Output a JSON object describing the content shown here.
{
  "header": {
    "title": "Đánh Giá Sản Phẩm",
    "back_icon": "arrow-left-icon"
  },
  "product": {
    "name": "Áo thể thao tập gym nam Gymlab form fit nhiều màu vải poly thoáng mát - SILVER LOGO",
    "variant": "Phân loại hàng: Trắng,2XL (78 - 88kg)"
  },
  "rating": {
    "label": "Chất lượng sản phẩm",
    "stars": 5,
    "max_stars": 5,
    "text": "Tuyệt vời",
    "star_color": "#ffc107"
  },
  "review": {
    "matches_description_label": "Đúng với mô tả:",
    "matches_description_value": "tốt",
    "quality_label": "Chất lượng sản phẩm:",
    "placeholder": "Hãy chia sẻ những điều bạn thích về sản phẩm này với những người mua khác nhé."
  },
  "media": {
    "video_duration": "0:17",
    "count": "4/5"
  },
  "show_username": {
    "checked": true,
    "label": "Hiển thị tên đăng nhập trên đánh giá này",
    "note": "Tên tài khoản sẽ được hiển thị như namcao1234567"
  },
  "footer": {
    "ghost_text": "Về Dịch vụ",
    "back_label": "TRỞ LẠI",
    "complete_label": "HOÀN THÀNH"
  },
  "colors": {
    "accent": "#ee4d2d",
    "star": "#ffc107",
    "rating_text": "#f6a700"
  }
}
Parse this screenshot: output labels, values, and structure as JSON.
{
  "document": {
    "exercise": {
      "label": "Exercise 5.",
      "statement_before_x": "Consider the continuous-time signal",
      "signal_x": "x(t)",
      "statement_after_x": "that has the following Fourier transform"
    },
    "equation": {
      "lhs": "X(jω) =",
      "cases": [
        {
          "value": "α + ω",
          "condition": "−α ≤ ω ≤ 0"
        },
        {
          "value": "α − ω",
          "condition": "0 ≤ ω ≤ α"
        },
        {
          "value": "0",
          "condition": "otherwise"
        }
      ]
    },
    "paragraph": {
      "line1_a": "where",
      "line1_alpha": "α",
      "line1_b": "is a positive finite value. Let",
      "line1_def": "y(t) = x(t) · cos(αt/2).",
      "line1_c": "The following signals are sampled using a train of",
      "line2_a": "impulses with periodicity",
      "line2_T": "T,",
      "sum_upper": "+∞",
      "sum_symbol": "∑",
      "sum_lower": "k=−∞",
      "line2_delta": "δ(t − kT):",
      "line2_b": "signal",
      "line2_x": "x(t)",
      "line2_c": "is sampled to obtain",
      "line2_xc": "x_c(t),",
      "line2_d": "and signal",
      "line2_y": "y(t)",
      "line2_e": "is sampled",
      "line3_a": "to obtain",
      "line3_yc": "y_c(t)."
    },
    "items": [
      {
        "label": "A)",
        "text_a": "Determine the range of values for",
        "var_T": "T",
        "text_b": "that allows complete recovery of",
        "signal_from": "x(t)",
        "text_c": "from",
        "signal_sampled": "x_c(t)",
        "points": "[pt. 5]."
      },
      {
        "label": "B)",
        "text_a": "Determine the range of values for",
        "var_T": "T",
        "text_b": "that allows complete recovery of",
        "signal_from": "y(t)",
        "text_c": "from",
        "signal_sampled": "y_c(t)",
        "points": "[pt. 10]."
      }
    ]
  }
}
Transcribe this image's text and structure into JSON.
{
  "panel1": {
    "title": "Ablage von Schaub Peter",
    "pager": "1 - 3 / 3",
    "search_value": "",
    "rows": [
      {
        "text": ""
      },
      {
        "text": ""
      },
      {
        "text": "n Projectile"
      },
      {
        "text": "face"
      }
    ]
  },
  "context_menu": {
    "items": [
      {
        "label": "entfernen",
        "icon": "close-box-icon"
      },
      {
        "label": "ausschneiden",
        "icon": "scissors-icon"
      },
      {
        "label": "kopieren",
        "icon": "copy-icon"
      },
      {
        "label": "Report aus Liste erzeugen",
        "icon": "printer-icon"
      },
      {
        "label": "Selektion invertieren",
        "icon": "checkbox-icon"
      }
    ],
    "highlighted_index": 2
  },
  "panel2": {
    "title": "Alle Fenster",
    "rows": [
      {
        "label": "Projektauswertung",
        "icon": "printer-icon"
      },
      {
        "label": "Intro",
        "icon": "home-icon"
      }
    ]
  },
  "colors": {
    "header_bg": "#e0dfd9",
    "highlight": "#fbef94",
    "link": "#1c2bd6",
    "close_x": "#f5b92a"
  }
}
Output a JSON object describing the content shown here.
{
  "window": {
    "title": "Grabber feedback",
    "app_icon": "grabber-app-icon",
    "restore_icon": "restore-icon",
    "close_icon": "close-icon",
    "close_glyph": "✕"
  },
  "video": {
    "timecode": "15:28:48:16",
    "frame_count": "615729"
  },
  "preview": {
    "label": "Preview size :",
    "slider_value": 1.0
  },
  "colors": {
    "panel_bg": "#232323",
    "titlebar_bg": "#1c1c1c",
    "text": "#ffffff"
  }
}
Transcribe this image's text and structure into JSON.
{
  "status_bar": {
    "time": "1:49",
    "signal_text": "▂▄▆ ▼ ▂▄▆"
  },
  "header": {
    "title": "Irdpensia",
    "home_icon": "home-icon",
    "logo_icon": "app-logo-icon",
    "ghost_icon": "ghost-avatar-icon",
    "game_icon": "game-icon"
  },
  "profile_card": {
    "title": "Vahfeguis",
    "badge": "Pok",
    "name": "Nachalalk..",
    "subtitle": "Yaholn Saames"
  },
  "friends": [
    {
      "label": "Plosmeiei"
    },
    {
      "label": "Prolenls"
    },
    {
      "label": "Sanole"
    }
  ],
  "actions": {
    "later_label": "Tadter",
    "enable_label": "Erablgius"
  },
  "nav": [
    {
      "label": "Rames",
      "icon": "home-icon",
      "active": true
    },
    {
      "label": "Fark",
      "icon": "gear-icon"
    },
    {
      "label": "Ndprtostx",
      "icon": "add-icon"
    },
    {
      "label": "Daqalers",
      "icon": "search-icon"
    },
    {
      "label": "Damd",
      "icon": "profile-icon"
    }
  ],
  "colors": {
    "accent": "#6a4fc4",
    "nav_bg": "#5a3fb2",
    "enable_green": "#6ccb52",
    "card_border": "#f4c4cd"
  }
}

_THE REQUEST_. Please give back all of the records exactly as written.

_RESPONSE TO THIS EXERCISE_.
Output a JSON object describing the content shown here.
{
  "header": {
    "title": "Đánh Giá Sản Phẩm",
    "back_icon": "arrow-left-icon"
  },
  "product": {
    "name": "Áo thể thao tập gym nam Gymlab form fit nhiều màu vải poly thoáng mát - SILVER LOGO",
    "variant": "Phân loại hàng: Trắng,2XL (78 - 88kg)"
  },
  "rating": {
    "label": "Chất lượng sản phẩm",
    "stars": 5,
    "max_stars": 5,
    "text": "Tuyệt vời",
    "star_color": "#ffc107"
  },
  "review": {
    "matches_description_label": "Đúng với mô tả:",
    "matches_description_value": "tốt",
    "quality_label": "Chất lượng sản phẩm:",
    "placeholder": "Hãy chia sẻ những điều bạn thích về sản phẩm này với những người mua khác nhé."
  },
  "media": {
    "video_duration": "0:17",
    "count": "4/5"
  },
  "show_username": {
    "checked": true,
    "label": "Hiển thị tên đăng nhập trên đánh giá này",
    "note": "Tên tài khoản sẽ được hiển thị như namcao1234567"
  },
  "footer": {
    "ghost_text": "Về Dịch vụ",
    "back_label": "TRỞ LẠI",
    "complete_label": "HOÀN THÀNH"
  },
  "colors": {
    "accent": "#ee4d2d",
    "star": "#ffc107",
    "rating_text": "#f6a700"
  }
}
Parse this screenshot: output labels, values, and structure as JSON.
{
  "document": {
    "exercise": {
      "label": "Exercise 5.",
      "statement_before_x": "Consider the continuous-time signal",
      "signal_x": "x(t)",
      "statement_after_x": "that has the following Fourier transform"
    },
    "equation": {
      "lhs": "X(jω) =",
      "cases": [
        {
          "value": "α + ω",
          "condition": "−α ≤ ω ≤ 0"
        },
        {
          "value": "α − ω",
          "condition": "0 ≤ ω ≤ α"
        },
        {
          "value": "0",
          "condition": "otherwise"
        }
      ]
    },
    "paragraph": {
      "line1_a": "where",
      "line1_alpha": "α",
      "line1_b": "is a positive finite value. Let",
      "line1_def": "y(t) = x(t) · cos(αt/2).",
      "line1_c": "The following signals are sampled using a train of",
      "line2_a": "impulses with periodicity",
      "line2_T": "T,",
      "sum_upper": "+∞",
      "sum_symbol": "∑",
      "sum_lower": "k=−∞",
      "line2_delta": "δ(t − kT):",
      "line2_b": "signal",
      "line2_x": "x(t)",
      "line2_c": "is sampled to obtain",
      "line2_xc": "x_c(t),",
      "line2_d": "and signal",
      "line2_y": "y(t)",
      "line2_e": "is sampled",
      "line3_a": "to obtain",
      "line3_yc": "y_c(t)."
    },
    "items": [
      {
        "label": "A)",
        "text_a": "Determine the range of values for",
        "var_T": "T",
        "text_b": "that allows complete recovery of",
        "signal_from": "x(t)",
        "text_c": "from",
        "signal_sampled": "x_c(t)",
        "points": "[pt. 5]."
      },
      {
        "label": "B)",
        "text_a": "Determine the range of values for",
        "var_T": "T",
        "text_b": "that allows complete recovery of",
        "signal_from": "y(t)",
        "text_c": "from",
        "signal_sampled": "y_c(t)",
        "points": "[pt. 10]."
      }
    ]
  }
}
Transcribe this image's text and structure into JSON.
{
  "panel1": {
    "title": "Ablage von Schaub Peter",
    "pager": "1 - 3 / 3",
    "search_value": "",
    "rows": [
      {
        "text": ""
      },
      {
        "text": ""
      },
      {
        "text": "n Projectile"
      },
      {
        "text": "face"
      }
    ]
  },
  "context_menu": {
    "items": [
      {
        "label": "entfernen",
        "icon": "close-box-icon"
      },
      {
        "label": "ausschneiden",
        "icon": "scissors-icon"
      },
      {
        "label": "kopieren",
        "icon": "copy-icon"
      },
      {
        "label": "Report aus Liste erzeugen",
        "icon": "printer-icon"
      },
      {
        "label": "Selektion invertieren",
        "icon": "checkbox-icon"
      }
    ],
    "highlighted_index": 2
  },
  "panel2": {
    "title": "Alle Fenster",
    "rows": [
      {
        "label": "Projektauswertung",
        "icon": "printer-icon"
      },
      {
        "label": "Intro",
        "icon": "home-icon"
      }
    ]
  },
  "colors": {
    "header_bg": "#e0dfd9",
    "highlight": "#fbef94",
    "link": "#1c2bd6",
    "close_x": "#f5b92a"
  }
}
Output a JSON object describing the content shown here.
{
  "window": {
    "title": "Grabber feedback",
    "app_icon": "grabber-app-icon",
    "restore_icon": "restore-icon",
    "close_icon": "close-icon",
    "close_glyph": "✕"
  },
  "video": {
    "timecode": "15:28:48:16",
    "frame_count": "615729"
  },
  "preview": {
    "label": "Preview size :",
    "slider_value": 1.0
  },
  "colors": {
    "panel_bg": "#232323",
    "titlebar_bg": "#1c1c1c",
    "text": "#ffffff"
  }
}
Transcribe this image's text and structure into JSON.
{
  "status_bar": {
    "time": "1:49",
    "signal_text": "▂▄▆ ▼ ▂▄▆"
  },
  "header": {
    "title": "Irdpensia",
    "home_icon": "home-icon",
    "logo_icon": "app-logo-icon",
    "ghost_icon": "ghost-avatar-icon",
    "game_icon": "game-icon"
  },
  "profile_card": {
    "title": "Vahfeguis",
    "badge": "Pok",
    "name": "Nachalalk..",
    "subtitle": "Yaholn Saames"
  },
  "friends": [
    {
      "label": "Plosmeiei"
    },
    {
      "label": "Prolenls"
    },
    {
      "label": "Sanole"
    }
  ],
  "actions": {
    "later_label": "Tadter",
    "enable_label": "Erablgius"
  },
  "nav": [
    {
      "label": "Rames",
      "icon": "home-icon",
      "active": true
    },
    {
      "label": "Fark",
      "icon": "gear-icon"
    },
    {
      "label": "Ndprtostx",
      "icon": "add-icon"
    },
    {
      "label": "Daqalers",
      "icon": "search-icon"
    },
    {
      "label": "Damd",
      "icon": "profile-icon"
    }
  ],
  "colors": {
    "accent": "#6a4fc4",
    "nav_bg": "#5a3fb2",
    "enable_green": "#6ccb52",
    "card_border": "#f4c4cd"
  }
}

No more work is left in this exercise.